### TASK DETAILS
Return each line containing the string "JSON".

Source data
########################################
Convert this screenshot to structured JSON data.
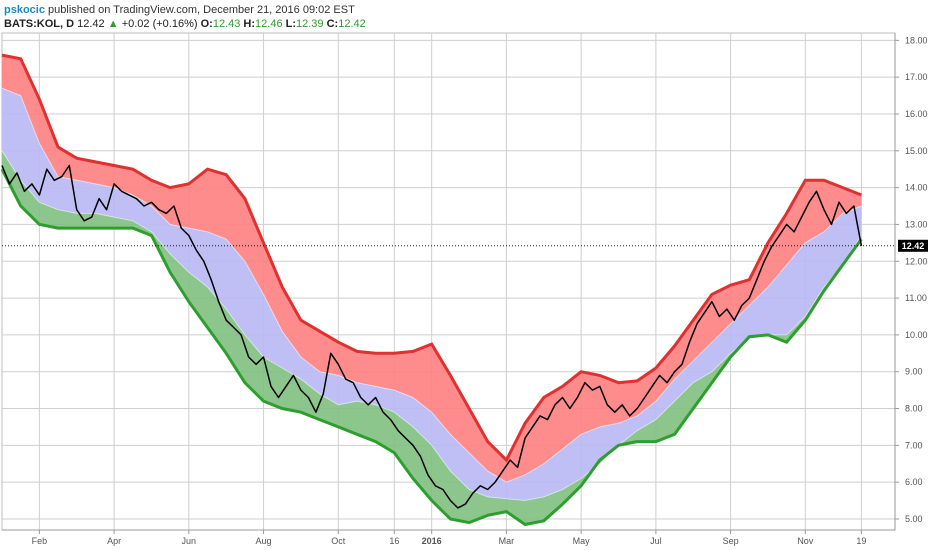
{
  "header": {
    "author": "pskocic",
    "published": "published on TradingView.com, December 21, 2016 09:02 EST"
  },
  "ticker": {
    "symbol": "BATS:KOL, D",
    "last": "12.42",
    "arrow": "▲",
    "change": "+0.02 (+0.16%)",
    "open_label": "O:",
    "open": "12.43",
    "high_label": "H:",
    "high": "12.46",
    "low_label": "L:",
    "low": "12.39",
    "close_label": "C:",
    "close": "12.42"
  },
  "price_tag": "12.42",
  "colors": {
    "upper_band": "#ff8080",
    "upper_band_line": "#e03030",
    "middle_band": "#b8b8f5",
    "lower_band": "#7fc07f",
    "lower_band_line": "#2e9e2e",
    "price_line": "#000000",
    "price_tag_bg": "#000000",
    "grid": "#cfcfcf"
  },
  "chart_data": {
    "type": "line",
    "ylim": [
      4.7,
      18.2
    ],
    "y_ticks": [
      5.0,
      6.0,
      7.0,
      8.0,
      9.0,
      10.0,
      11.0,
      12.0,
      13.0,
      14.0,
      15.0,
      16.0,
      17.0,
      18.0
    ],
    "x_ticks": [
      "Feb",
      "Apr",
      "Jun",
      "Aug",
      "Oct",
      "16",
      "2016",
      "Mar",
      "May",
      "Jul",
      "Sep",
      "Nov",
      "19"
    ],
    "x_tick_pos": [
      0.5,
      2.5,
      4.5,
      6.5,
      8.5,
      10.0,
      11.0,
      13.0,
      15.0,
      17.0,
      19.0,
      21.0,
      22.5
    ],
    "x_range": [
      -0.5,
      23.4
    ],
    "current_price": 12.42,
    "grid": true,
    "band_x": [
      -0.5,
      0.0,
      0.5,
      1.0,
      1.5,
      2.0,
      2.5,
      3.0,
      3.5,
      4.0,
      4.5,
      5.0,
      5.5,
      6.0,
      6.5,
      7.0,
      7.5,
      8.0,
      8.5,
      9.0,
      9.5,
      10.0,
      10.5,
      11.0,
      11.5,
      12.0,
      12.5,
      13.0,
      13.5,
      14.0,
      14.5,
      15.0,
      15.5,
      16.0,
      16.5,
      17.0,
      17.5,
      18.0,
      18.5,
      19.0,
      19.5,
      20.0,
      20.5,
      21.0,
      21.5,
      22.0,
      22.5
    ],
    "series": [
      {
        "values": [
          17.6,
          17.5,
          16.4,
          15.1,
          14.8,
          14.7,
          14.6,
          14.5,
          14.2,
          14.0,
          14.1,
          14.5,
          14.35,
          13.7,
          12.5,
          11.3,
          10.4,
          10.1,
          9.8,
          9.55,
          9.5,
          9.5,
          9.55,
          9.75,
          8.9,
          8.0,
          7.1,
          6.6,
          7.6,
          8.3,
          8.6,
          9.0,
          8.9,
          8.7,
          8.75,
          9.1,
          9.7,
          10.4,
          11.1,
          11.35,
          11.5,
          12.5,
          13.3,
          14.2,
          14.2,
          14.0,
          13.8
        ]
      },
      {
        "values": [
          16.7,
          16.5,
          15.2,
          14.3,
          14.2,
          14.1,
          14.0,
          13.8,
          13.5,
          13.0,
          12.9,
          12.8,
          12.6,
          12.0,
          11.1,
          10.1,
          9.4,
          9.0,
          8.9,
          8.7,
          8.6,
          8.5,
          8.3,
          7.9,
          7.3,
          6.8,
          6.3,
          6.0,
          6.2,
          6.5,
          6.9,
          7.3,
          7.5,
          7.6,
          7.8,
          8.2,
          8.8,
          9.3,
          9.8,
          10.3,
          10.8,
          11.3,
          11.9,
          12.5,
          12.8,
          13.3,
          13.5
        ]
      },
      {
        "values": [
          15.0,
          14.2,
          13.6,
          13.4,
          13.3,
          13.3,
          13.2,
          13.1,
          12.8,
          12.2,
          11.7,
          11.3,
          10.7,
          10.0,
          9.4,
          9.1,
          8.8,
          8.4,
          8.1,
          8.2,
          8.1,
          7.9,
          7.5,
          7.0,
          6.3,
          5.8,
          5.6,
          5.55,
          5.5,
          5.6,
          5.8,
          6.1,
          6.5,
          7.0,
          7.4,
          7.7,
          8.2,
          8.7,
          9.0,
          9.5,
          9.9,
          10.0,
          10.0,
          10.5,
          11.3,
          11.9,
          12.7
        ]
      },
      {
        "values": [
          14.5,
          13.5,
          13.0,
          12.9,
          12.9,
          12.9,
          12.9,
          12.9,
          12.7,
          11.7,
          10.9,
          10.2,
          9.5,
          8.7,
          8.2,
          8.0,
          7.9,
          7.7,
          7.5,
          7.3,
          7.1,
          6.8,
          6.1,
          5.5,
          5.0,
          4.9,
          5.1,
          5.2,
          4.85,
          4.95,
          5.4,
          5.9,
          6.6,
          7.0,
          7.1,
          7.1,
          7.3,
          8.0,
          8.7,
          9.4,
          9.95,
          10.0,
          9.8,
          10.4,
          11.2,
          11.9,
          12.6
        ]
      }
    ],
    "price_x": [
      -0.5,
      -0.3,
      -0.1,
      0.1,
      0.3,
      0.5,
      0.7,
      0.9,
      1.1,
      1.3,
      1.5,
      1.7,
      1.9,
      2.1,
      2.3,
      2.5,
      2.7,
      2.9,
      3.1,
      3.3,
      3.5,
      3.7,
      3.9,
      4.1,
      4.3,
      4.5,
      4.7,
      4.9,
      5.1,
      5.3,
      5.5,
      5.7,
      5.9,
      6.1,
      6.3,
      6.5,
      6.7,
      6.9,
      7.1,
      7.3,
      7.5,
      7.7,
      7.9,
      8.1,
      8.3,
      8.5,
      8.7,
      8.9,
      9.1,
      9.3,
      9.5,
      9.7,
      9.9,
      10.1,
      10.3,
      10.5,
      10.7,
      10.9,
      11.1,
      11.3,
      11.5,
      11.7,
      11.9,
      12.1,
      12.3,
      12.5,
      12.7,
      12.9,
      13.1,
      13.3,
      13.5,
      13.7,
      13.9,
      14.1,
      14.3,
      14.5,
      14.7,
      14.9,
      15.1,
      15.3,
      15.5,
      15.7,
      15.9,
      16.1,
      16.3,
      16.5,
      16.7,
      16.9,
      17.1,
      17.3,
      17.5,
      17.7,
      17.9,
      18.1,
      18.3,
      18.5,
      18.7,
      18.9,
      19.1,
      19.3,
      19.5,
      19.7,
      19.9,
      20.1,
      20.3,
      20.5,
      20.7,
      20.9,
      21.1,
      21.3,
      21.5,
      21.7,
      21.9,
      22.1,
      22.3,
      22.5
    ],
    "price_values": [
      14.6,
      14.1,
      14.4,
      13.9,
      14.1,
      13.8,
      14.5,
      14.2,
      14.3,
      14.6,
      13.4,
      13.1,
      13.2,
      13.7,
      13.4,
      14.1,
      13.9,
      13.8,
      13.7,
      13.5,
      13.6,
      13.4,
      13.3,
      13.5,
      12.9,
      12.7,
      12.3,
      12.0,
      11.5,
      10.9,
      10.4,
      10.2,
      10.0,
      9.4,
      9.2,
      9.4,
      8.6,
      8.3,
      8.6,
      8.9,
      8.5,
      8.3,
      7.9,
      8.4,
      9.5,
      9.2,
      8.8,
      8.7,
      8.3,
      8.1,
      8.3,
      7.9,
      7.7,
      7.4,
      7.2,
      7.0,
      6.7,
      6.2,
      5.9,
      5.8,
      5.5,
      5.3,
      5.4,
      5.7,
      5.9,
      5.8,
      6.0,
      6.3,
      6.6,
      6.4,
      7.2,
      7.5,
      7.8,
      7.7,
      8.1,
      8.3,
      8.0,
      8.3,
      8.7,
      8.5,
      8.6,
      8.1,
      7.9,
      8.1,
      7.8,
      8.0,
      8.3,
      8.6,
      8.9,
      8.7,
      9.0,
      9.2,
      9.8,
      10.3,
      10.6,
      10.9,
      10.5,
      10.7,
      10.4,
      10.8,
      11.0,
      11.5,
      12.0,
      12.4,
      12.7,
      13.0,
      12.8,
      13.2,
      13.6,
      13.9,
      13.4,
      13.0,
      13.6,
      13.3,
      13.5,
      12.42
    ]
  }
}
########################################
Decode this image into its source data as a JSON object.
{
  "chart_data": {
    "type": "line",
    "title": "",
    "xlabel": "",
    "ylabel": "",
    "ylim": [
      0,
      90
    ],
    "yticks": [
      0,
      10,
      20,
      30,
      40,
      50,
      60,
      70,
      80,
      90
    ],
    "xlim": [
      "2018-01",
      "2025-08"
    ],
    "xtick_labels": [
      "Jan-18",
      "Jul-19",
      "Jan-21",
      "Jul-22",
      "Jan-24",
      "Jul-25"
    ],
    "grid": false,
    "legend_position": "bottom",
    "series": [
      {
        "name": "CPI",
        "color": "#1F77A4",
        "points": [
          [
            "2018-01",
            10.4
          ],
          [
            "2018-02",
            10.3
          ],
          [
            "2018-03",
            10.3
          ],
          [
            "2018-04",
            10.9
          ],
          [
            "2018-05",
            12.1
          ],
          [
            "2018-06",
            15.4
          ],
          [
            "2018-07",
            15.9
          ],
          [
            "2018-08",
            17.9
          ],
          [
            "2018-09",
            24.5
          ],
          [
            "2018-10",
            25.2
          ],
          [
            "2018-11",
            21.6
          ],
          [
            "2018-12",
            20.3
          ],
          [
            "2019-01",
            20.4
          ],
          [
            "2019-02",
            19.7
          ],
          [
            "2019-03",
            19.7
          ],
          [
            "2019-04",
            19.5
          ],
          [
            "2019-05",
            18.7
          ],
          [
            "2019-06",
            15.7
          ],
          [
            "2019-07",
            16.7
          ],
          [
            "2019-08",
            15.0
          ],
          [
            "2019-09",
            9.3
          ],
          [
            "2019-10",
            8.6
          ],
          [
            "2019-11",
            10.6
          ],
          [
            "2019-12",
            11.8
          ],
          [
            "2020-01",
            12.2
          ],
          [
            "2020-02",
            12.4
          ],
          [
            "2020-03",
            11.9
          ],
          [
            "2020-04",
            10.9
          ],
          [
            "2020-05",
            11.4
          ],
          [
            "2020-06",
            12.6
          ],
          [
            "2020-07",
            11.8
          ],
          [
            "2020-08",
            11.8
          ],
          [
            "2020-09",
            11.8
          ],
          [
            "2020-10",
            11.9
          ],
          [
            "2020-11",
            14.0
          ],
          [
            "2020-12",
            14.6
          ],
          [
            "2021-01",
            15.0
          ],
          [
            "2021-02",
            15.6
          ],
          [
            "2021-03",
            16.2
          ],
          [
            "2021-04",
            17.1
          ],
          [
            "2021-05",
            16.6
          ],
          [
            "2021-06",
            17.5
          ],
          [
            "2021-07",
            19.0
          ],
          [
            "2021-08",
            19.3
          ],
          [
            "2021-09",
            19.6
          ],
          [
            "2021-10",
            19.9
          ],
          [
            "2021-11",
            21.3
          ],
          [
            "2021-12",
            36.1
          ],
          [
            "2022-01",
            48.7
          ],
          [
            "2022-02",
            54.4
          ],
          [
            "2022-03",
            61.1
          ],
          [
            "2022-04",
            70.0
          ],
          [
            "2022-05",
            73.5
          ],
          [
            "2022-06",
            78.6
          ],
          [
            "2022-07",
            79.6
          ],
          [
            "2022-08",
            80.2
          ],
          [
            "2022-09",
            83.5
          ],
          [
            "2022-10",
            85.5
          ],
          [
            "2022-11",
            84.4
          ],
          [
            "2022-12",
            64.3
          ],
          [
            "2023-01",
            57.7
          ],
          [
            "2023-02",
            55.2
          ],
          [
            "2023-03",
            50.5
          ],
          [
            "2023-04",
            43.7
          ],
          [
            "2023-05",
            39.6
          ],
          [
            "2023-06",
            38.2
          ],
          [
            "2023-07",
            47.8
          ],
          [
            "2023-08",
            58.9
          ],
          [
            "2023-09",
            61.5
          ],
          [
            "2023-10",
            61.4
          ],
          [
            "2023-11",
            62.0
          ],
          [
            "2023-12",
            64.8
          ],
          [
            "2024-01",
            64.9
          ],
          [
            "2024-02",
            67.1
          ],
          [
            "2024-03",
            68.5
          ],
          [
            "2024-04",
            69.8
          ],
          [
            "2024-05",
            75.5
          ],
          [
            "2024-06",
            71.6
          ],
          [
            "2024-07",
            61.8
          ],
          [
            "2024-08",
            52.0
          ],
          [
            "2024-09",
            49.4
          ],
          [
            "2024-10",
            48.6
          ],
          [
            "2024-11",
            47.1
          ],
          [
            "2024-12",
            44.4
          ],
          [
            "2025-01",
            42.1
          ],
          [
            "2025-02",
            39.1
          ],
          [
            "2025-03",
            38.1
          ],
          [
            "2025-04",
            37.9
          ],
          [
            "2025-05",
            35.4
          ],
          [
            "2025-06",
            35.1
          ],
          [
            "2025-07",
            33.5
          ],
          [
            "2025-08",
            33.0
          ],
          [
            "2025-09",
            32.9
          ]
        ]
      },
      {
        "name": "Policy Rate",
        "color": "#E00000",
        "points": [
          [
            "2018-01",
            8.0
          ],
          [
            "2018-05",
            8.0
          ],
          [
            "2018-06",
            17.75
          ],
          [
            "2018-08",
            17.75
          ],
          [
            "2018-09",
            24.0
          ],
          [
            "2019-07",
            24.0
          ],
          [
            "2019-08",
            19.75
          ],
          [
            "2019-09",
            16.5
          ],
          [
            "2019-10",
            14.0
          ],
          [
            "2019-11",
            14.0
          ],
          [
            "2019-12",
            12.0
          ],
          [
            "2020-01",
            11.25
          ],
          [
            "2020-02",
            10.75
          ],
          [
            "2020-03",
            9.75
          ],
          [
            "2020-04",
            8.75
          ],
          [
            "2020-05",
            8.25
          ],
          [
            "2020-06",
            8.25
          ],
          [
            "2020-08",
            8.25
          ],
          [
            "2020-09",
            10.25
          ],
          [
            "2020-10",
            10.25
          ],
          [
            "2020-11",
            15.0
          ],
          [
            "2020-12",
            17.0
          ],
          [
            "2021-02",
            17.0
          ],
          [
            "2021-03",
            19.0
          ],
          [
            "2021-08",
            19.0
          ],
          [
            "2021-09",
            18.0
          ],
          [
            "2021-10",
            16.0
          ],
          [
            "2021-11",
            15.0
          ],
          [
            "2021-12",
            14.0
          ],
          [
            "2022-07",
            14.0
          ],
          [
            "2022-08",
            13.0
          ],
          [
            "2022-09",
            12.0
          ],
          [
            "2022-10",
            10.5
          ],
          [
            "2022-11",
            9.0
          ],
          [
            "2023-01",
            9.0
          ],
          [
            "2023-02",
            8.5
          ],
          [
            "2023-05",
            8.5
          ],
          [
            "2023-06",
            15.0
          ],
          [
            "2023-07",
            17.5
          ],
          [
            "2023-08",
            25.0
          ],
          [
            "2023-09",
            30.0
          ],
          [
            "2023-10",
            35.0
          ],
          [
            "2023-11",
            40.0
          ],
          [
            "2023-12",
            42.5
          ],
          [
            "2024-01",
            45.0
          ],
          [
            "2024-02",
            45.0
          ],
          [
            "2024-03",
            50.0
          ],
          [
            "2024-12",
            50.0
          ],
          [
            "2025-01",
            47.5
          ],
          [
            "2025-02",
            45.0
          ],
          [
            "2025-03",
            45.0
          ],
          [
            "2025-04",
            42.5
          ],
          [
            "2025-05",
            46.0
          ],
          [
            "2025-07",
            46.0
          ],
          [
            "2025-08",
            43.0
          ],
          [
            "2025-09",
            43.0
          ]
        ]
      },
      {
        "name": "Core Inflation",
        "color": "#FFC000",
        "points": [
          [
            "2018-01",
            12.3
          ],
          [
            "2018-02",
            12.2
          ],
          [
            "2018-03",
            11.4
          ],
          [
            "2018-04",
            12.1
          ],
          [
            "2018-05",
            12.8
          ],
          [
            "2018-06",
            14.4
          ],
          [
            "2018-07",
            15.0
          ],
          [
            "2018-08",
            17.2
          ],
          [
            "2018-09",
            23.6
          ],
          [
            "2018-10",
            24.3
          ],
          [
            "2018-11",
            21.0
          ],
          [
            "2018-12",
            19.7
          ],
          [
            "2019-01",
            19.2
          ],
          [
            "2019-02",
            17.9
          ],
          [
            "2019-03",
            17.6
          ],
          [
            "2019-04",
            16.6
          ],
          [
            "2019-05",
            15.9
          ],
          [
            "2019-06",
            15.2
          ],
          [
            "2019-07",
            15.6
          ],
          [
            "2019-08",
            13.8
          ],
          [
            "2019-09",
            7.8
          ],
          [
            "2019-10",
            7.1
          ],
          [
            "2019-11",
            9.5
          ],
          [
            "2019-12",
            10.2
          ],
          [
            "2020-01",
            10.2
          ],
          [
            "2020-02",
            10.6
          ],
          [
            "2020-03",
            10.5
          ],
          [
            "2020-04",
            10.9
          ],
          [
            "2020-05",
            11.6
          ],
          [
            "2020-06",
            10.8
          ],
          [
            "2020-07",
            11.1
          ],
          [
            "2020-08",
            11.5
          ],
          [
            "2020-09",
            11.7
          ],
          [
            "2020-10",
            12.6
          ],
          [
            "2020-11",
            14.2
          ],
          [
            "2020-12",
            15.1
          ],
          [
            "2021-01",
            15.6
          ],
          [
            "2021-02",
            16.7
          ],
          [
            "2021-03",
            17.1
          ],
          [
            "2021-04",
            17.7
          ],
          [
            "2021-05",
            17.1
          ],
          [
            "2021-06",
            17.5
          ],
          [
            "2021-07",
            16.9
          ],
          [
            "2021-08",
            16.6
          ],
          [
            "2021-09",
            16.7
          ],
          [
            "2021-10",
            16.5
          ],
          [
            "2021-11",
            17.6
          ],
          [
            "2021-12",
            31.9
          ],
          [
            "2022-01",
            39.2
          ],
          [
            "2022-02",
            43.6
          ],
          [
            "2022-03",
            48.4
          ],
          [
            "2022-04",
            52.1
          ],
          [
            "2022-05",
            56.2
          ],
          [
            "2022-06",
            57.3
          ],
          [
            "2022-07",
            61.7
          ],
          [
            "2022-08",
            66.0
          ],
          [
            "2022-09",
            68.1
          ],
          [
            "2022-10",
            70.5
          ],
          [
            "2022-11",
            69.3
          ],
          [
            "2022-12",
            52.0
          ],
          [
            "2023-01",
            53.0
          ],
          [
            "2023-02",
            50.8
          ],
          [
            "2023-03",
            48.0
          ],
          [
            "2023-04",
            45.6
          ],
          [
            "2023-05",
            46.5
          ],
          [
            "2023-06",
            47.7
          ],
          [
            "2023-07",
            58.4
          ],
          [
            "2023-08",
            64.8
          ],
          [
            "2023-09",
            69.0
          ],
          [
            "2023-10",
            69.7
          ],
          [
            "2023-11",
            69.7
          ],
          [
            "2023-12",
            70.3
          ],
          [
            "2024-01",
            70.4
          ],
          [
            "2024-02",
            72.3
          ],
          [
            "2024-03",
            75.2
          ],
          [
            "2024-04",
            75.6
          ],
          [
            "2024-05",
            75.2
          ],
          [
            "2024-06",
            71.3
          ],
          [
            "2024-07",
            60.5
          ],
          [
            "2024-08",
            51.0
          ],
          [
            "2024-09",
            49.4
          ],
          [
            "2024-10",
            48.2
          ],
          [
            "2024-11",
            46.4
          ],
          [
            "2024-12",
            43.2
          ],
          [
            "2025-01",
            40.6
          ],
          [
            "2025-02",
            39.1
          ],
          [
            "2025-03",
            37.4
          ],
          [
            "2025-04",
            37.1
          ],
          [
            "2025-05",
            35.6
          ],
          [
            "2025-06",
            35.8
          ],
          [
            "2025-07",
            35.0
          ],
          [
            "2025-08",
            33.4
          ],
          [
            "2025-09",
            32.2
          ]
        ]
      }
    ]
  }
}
########################################
### TASK ANSWER
Convert this screenshot to structured JSON data.
Decode this image into its source data as a JSON object.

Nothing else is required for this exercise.